Stated problem 1: Turn the listing, from its first line through the line containing "value-box (753, 428, 797, 443)", into a JSON list of strings with one string per line and no blank lines.
Stated problem 2: Continue the passage about a lone bettor struggling to get wagers accepted at Las Vegas sports books, starting from its final sentence.

Source passage:
Nor am I a "runner," another term used to describe someone who makes bets with other people's money in a sports book following the instructions of his boss, the head money-mover.

I am not a "wise guy" or a professional gambler. I am not a member of any betting team, partnership, syndicate or consortium, either.

I'm just an average guy working alone who believes (evidently with some justification) that sometimes my opinion on a sporting event is more informed than that of the oddsmaker or the betting marketplace, and who once in a while likes to back up that opinion with a wager.

That's why I wasn't surprised when, in the wake of the NBA betting scandal, commissioner David Stern suggested any tainted bets probably did not come through Las Vegas but were instead limited to the so-called "underworld," the vast illegal sports betting market.

I thought back to this past basketball season and a few instances where I, a run-of-the-mill individual bettor, had trouble persuading sports books to accept my money at the counter.

I can only imagine how difficult it would be for an organized betting group, like one connected to any games that might have been fixed, to get down any kind of meaningful money in Las Vegas.

I recall trying to bet basketball at the Wynn Las Vegas and facing a grand inquisition that would put Torquemada to shame.

Are you staying at the hotel? Can you produce a room key? Who are you? And unspoken but coming through loud and clear: Why are you trying to bet here? (No. No. I'd rather not say. And I thought this was a casino on the Las Vegas Strip.)

I suppose because I was so "uncooperative" (What nerve! Trying to make a bet in a sports book!), my betting limit on the basketball game in question was set at a grand total of $550. Come on, how about $660? Nope.

The fact they wanted a room key tells me they would have gladly accepted, say, $770 or more, if I could prove I was an established sucker - er, I mean a valued hotel guest.

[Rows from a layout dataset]

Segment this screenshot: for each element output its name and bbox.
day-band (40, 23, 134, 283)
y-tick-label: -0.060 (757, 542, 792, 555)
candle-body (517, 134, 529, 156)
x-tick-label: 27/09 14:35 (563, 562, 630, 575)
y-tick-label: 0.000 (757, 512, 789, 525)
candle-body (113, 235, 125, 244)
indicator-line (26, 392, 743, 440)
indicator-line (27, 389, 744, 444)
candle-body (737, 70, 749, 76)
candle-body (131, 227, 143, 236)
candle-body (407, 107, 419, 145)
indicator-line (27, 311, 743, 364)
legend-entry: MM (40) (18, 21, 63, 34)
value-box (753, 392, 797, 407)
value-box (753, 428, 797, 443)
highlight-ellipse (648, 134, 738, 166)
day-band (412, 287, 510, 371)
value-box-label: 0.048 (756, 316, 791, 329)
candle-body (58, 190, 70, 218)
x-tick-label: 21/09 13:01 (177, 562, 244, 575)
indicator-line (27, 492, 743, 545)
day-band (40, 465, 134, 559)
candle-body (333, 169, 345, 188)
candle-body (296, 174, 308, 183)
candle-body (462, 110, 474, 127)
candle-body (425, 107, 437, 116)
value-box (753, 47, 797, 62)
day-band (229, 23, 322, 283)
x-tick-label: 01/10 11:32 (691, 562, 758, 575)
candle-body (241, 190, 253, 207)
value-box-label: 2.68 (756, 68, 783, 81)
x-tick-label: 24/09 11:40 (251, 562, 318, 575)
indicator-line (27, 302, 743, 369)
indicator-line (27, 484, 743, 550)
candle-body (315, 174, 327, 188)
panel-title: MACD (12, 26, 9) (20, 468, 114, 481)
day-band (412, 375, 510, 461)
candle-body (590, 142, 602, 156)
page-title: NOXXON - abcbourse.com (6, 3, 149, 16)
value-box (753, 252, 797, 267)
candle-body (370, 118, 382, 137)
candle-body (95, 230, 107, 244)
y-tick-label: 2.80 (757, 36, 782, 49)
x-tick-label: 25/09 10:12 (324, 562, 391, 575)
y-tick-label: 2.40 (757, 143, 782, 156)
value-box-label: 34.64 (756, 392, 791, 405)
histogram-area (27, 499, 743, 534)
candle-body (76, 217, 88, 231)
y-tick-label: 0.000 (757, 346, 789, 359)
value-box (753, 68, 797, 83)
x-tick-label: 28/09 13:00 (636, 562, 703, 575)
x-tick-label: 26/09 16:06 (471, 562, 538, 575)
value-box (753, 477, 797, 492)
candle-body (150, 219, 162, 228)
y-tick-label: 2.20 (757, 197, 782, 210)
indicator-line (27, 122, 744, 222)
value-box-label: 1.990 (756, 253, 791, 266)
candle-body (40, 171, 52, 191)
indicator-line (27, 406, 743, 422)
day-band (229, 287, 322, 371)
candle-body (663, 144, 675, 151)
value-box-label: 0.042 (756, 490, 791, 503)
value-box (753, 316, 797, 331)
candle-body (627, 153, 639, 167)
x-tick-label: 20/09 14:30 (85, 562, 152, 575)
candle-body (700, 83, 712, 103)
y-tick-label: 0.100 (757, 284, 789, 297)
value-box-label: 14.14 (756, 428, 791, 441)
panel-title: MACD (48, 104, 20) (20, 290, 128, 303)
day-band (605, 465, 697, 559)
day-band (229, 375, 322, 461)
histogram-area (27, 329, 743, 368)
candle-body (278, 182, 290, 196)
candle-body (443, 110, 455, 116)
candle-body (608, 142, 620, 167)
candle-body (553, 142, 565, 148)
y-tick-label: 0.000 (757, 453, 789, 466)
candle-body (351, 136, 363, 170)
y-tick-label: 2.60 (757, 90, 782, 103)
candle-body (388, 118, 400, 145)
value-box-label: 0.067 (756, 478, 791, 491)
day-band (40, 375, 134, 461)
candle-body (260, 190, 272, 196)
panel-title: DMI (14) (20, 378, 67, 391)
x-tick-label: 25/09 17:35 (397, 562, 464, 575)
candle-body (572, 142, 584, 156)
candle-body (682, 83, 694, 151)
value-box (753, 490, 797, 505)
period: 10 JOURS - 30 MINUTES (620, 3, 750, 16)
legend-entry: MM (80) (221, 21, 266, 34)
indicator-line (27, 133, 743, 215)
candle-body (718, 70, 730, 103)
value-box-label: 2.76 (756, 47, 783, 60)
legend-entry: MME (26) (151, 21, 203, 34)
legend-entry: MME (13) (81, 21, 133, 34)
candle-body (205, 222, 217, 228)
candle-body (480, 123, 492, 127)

Exercise answer 1:
[
  "Segment this screenshot: for each element output its name and bbox.",
  "day-band (40, 23, 134, 283)",
  "y-tick-label: -0.060 (757, 542, 792, 555)",
  "candle-body (517, 134, 529, 156)",
  "x-tick-label: 27/09 14:35 (563, 562, 630, 575)",
  "y-tick-label: 0.000 (757, 512, 789, 525)",
  "candle-body (113, 235, 125, 244)",
  "indicator-line (26, 392, 743, 440)",
  "indicator-line (27, 389, 744, 444)",
  "candle-body (737, 70, 749, 76)",
  "candle-body (131, 227, 143, 236)",
  "candle-body (407, 107, 419, 145)",
  "indicator-line (27, 311, 743, 364)",
  "legend-entry: MM (40) (18, 21, 63, 34)",
  "value-box (753, 392, 797, 407)",
  "value-box (753, 428, 797, 443)"
]

Exercise answer 2:
Then, with apologies to Jimmy Cannon and Jay McInerney, there was the grim scene at the late and unlamented New Frontier, perhaps the most depressing place in Southern Nevada:

You're the only bettor in the joint. You walk up to the counter and state your intended wager on one of the night's basketball games. The elderly gentleman behind the counter glares at you as if you're holding a pistol on him, turns around and disappears into a back room without a word. After a couple minutes he reappears and spits, "You can have $330," meaning that's the maximum amount he'll accept from you. You shrug, place the bet and wonder what you're doing in this mausoleum anyway.

Then there's the sports book at Terrible's, ostensibly a real live casino, that deigned to accept a maximum of a whopping $220 from me on a basketball bet.

Hey, gee, thanks! That makes the Wynn look like the sports book at the old Little Caesars (unofficial motto: If you can carry it in, you can bet it).

Also, at several joints in downtown Las Vegas, I would regularly encounter suspicious changes in the basketball betting line that mysteriously occurred between the time I confirmed the number and when I tried to make the wager.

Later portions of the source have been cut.